◆ **INSTRUCTION**
Check every line below for the word "Dewpoint" and copy each one that has it.

(Records from a collection of figures)

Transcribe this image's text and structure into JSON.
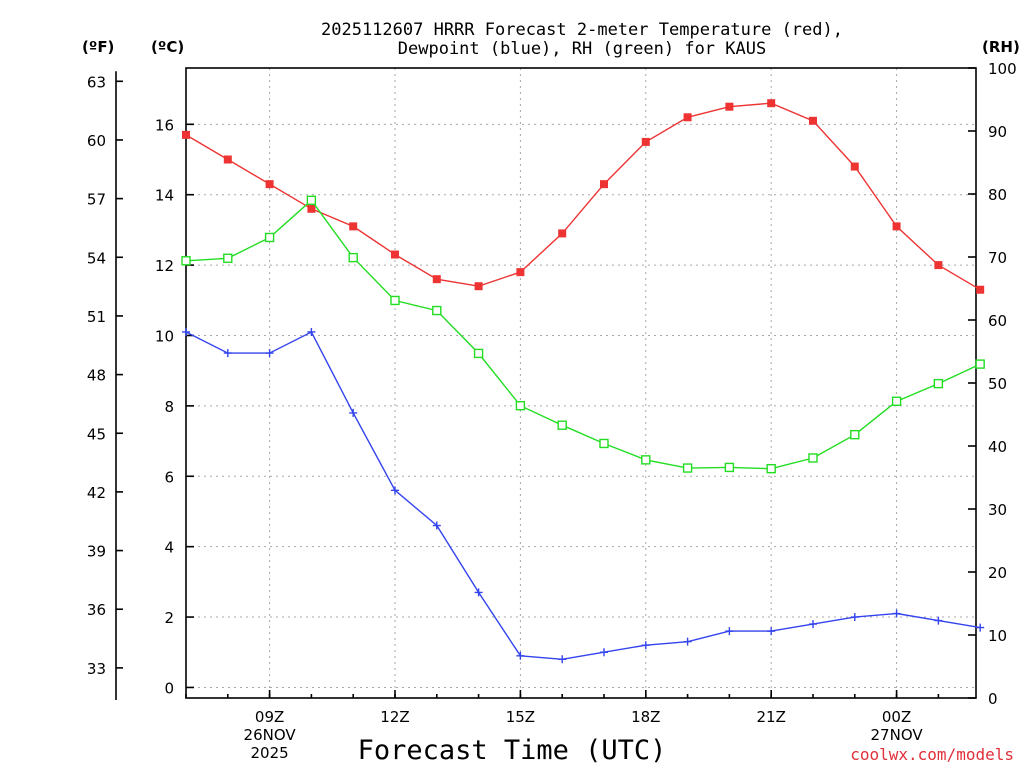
{
  "chart_data": {
    "type": "line",
    "title_line1": "2025112607 HRRR Forecast 2-meter Temperature (red),",
    "title_line2": "Dewpoint (blue), RH (green) for KAUS",
    "xlabel": "Forecast Time (UTC)",
    "credit": "coolwx.com/models",
    "units": {
      "fahrenheit": "(ºF)",
      "celsius": "(ºC)",
      "rh": "(RH)"
    },
    "x_hours": [
      7,
      8,
      9,
      10,
      11,
      12,
      13,
      14,
      15,
      16,
      17,
      18,
      19,
      20,
      21,
      22,
      23,
      24,
      25,
      26
    ],
    "xlim": [
      7,
      25.9
    ],
    "x_ticks": [
      {
        "hour": 9,
        "label": "09Z",
        "sub1": "26NOV",
        "sub2": "2025"
      },
      {
        "hour": 12,
        "label": "12Z",
        "sub1": "",
        "sub2": ""
      },
      {
        "hour": 15,
        "label": "15Z",
        "sub1": "",
        "sub2": ""
      },
      {
        "hour": 18,
        "label": "18Z",
        "sub1": "",
        "sub2": ""
      },
      {
        "hour": 21,
        "label": "21Z",
        "sub1": "",
        "sub2": ""
      },
      {
        "hour": 24,
        "label": "00Z",
        "sub1": "27NOV",
        "sub2": ""
      }
    ],
    "celsius_axis": {
      "ylim": [
        -0.3,
        17.6
      ],
      "ticks": [
        0,
        2,
        4,
        6,
        8,
        10,
        12,
        14,
        16
      ]
    },
    "fahrenheit_axis": {
      "ticks": [
        33,
        36,
        39,
        42,
        45,
        48,
        51,
        54,
        57,
        60,
        63
      ]
    },
    "rh_axis": {
      "ylim": [
        0,
        100
      ],
      "ticks": [
        0,
        10,
        20,
        30,
        40,
        50,
        60,
        70,
        80,
        90,
        100
      ]
    },
    "series": [
      {
        "name": "Temperature",
        "axis": "celsius",
        "color": "#ee3333",
        "marker": "filled-square",
        "values": [
          15.7,
          15.0,
          14.3,
          13.6,
          13.1,
          12.3,
          11.6,
          11.4,
          11.8,
          12.9,
          14.3,
          15.5,
          16.2,
          16.5,
          16.6,
          16.1,
          14.8,
          13.1,
          12.0,
          11.3
        ]
      },
      {
        "name": "Dewpoint",
        "axis": "celsius",
        "color": "#3344ee",
        "marker": "plus",
        "values": [
          10.1,
          9.5,
          9.5,
          10.1,
          7.8,
          5.6,
          4.6,
          2.7,
          0.9,
          0.8,
          1.0,
          1.2,
          1.3,
          1.6,
          1.6,
          1.8,
          2.0,
          2.1,
          1.9,
          1.7
        ]
      },
      {
        "name": "RH",
        "axis": "rh",
        "color": "#22dd22",
        "marker": "open-square",
        "values": [
          69.4,
          69.8,
          73.1,
          79.0,
          69.9,
          63.1,
          61.5,
          54.7,
          46.4,
          43.3,
          40.4,
          37.8,
          36.5,
          36.6,
          36.4,
          38.1,
          41.8,
          47.1,
          49.9,
          53.0
        ]
      }
    ]
  }
}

◆ **WRITTEN ANSWER**
    "title_line2": "Dewpoint (blue), RH (green) for KAUS",
        "name": "Dewpoint",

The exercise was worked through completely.